**BRIEF**:
Find every line in the records below that contains the word "xlabel", and copy each such line.

Data listing:
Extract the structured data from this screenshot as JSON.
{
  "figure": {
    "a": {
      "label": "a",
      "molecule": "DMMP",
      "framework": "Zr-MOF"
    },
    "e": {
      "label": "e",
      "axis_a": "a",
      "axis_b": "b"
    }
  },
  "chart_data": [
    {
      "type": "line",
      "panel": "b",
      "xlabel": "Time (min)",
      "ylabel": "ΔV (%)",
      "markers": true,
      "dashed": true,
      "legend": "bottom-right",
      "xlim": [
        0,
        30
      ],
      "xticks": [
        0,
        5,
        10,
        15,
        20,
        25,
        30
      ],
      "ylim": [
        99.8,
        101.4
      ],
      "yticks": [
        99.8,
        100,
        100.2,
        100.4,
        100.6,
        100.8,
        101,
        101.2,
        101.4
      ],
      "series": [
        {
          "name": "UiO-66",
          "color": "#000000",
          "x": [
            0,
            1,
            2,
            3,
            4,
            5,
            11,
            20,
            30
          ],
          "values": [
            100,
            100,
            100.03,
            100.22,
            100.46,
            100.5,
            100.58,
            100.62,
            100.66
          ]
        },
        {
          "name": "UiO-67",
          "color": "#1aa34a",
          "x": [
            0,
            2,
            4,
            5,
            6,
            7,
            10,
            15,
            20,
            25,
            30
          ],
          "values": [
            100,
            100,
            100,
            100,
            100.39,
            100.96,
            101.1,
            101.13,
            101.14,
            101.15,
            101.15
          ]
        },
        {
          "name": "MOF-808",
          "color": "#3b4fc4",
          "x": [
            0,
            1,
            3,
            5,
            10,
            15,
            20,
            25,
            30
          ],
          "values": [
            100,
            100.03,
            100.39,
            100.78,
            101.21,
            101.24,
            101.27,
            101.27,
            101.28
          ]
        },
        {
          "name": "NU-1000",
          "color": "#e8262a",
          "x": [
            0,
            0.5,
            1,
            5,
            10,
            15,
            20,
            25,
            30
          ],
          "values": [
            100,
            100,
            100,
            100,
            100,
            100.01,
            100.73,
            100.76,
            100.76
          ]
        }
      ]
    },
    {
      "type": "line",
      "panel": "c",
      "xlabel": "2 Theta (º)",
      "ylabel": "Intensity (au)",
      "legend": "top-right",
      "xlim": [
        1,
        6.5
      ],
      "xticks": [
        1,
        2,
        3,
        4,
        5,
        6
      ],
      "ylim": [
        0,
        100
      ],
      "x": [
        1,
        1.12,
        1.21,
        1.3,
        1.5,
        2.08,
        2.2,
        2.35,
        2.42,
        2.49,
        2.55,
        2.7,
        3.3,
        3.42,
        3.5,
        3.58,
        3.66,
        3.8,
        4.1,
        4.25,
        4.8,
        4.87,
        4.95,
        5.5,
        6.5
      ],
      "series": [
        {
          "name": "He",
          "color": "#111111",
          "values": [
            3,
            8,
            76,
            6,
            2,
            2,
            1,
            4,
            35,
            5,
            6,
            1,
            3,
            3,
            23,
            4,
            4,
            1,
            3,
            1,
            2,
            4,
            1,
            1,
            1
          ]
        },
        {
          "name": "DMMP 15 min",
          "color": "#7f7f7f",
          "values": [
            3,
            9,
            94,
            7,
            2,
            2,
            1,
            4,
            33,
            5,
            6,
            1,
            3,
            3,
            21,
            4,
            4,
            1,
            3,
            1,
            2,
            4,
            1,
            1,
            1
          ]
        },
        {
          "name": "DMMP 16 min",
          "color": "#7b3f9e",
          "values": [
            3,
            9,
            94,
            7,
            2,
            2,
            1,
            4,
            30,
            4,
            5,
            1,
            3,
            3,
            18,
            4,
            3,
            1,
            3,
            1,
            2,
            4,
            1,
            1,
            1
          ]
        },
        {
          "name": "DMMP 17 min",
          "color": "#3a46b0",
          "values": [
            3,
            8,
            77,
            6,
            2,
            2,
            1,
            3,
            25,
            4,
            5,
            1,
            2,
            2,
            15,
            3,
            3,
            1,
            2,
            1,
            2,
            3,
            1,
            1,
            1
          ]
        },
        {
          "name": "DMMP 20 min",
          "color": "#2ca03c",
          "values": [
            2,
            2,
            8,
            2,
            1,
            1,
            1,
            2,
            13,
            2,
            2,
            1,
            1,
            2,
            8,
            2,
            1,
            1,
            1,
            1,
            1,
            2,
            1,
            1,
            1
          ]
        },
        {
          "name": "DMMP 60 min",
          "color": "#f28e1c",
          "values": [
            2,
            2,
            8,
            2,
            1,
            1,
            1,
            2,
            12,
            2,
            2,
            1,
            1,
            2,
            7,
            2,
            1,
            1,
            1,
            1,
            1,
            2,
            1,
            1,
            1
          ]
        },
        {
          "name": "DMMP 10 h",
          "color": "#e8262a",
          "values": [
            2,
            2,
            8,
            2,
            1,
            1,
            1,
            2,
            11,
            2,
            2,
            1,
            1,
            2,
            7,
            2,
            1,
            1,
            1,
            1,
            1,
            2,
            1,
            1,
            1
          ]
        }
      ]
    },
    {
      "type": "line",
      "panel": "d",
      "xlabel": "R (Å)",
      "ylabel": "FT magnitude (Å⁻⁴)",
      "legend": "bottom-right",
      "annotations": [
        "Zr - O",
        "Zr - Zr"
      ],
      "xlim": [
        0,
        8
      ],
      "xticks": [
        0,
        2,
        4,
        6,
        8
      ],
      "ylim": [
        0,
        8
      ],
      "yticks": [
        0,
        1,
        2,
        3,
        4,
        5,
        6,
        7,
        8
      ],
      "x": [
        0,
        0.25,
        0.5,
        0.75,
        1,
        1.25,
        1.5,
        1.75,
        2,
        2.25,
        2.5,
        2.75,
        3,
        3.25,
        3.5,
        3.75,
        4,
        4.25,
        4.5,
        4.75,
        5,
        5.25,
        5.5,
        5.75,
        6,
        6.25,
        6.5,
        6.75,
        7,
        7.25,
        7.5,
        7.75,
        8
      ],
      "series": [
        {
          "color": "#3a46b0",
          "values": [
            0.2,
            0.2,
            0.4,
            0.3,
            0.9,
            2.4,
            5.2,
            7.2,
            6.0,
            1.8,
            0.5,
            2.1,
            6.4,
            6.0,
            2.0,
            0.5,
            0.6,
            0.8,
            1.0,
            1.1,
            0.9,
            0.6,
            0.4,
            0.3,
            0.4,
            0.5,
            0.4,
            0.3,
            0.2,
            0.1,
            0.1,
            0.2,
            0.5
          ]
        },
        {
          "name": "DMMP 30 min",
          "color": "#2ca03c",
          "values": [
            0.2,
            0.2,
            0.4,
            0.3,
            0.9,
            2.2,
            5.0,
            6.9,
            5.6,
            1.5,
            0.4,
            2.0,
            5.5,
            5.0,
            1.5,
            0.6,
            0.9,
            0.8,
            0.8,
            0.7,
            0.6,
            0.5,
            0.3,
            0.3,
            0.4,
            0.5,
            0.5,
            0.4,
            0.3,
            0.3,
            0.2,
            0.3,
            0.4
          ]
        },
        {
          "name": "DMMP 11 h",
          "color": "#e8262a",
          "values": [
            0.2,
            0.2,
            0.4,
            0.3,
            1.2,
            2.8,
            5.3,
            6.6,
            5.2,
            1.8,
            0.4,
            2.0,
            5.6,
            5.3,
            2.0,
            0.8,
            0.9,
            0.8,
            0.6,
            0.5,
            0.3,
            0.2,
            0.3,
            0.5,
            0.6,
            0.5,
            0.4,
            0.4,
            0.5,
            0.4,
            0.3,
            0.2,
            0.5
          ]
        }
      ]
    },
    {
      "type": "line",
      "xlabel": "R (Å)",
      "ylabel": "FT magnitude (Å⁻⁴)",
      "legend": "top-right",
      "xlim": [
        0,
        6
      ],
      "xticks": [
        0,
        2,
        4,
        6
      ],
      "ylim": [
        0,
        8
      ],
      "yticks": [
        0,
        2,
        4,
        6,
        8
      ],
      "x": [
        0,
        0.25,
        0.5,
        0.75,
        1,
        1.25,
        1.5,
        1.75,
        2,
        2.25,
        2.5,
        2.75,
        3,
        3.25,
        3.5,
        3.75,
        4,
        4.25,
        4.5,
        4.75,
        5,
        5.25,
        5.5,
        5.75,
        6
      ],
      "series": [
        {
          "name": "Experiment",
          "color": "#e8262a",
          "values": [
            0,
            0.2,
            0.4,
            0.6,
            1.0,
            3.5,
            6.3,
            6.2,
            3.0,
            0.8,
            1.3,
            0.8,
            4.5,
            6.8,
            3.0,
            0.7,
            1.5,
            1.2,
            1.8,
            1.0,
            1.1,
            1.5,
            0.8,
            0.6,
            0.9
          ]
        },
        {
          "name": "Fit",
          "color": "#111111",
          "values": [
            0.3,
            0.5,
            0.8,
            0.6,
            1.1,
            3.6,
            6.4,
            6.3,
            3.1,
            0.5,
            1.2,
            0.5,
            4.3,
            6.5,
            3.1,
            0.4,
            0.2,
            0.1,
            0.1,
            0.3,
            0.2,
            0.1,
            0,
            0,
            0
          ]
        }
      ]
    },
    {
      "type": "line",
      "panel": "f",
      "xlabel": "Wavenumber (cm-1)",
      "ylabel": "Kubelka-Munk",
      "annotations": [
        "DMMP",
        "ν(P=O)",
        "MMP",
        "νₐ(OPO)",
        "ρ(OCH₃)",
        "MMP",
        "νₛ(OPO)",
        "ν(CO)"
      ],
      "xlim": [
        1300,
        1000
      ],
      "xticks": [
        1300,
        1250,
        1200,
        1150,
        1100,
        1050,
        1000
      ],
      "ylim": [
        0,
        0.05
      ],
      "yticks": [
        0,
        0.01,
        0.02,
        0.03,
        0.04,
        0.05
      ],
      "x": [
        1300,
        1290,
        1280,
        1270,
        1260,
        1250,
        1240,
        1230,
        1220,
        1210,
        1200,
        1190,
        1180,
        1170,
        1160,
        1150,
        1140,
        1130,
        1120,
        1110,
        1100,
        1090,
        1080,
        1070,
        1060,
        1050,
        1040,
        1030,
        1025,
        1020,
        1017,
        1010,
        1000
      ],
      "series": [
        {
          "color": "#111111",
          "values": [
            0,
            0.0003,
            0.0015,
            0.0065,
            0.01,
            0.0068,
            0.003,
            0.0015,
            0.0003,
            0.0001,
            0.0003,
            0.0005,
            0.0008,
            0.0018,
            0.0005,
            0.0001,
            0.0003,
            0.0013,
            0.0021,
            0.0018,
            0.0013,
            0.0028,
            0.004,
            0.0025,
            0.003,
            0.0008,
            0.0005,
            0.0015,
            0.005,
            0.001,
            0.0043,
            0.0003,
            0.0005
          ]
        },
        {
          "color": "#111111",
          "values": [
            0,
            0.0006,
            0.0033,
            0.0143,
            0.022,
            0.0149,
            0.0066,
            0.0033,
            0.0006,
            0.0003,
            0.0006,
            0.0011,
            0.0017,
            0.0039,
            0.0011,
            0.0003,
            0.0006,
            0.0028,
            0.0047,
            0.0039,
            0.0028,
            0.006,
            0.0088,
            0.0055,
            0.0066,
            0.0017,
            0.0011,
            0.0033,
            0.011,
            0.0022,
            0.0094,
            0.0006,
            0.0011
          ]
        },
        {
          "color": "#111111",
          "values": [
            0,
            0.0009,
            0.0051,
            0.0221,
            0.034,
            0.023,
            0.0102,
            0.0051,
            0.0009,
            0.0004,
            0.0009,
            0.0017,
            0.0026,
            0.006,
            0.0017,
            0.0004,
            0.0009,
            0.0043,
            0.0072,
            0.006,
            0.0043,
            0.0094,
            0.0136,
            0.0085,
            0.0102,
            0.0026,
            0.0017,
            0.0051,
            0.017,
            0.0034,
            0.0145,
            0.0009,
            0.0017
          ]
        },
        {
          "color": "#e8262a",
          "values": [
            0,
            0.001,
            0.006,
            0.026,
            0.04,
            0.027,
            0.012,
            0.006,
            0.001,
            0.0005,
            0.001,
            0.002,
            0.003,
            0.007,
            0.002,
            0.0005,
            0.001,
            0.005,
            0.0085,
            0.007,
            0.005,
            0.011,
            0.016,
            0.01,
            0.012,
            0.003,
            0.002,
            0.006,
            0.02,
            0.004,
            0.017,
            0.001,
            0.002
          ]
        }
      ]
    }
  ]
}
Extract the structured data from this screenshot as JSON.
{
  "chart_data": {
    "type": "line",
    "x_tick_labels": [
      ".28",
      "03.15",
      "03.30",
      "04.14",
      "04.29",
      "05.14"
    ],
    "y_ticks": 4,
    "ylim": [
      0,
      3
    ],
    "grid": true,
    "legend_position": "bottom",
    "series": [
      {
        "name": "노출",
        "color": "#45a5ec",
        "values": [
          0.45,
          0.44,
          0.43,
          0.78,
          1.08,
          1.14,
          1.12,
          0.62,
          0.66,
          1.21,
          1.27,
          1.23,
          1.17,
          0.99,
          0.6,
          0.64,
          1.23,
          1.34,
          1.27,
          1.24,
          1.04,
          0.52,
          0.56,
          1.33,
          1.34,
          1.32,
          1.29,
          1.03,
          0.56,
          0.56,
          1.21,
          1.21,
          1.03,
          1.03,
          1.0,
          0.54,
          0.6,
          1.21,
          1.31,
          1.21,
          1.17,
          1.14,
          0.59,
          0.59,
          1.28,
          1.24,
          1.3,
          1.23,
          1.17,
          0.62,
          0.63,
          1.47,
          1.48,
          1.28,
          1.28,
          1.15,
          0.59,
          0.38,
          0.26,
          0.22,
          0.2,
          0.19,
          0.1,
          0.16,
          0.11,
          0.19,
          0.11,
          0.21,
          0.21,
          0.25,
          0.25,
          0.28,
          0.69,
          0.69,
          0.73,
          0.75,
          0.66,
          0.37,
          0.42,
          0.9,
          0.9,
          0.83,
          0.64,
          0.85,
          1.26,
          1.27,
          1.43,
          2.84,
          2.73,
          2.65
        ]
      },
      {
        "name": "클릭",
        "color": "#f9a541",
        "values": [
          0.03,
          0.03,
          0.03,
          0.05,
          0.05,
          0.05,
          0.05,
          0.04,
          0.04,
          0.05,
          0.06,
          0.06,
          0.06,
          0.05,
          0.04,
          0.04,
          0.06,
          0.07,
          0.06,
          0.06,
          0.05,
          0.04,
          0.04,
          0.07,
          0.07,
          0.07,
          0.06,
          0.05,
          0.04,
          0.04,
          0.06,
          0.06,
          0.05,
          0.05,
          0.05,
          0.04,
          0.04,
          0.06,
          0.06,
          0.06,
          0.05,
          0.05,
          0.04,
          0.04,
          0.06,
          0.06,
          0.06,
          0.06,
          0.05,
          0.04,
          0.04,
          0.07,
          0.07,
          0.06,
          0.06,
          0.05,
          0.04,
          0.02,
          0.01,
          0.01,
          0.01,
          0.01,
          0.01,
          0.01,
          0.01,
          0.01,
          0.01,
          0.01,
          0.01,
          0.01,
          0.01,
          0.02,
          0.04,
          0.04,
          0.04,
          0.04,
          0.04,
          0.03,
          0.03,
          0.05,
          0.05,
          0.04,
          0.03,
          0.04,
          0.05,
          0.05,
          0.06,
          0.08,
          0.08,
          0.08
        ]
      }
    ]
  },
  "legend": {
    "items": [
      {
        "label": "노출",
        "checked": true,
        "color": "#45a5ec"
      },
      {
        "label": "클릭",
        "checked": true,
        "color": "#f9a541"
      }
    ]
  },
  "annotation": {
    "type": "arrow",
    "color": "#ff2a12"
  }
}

**COMPLETED EXERCISE**:
      "xlabel": "Time (min)",
      "xlabel": "2 Theta (º)",
      "xlabel": "R (Å)",
      "xlabel": "R (Å)",
      "xlabel": "Wavenumber (cm-1)",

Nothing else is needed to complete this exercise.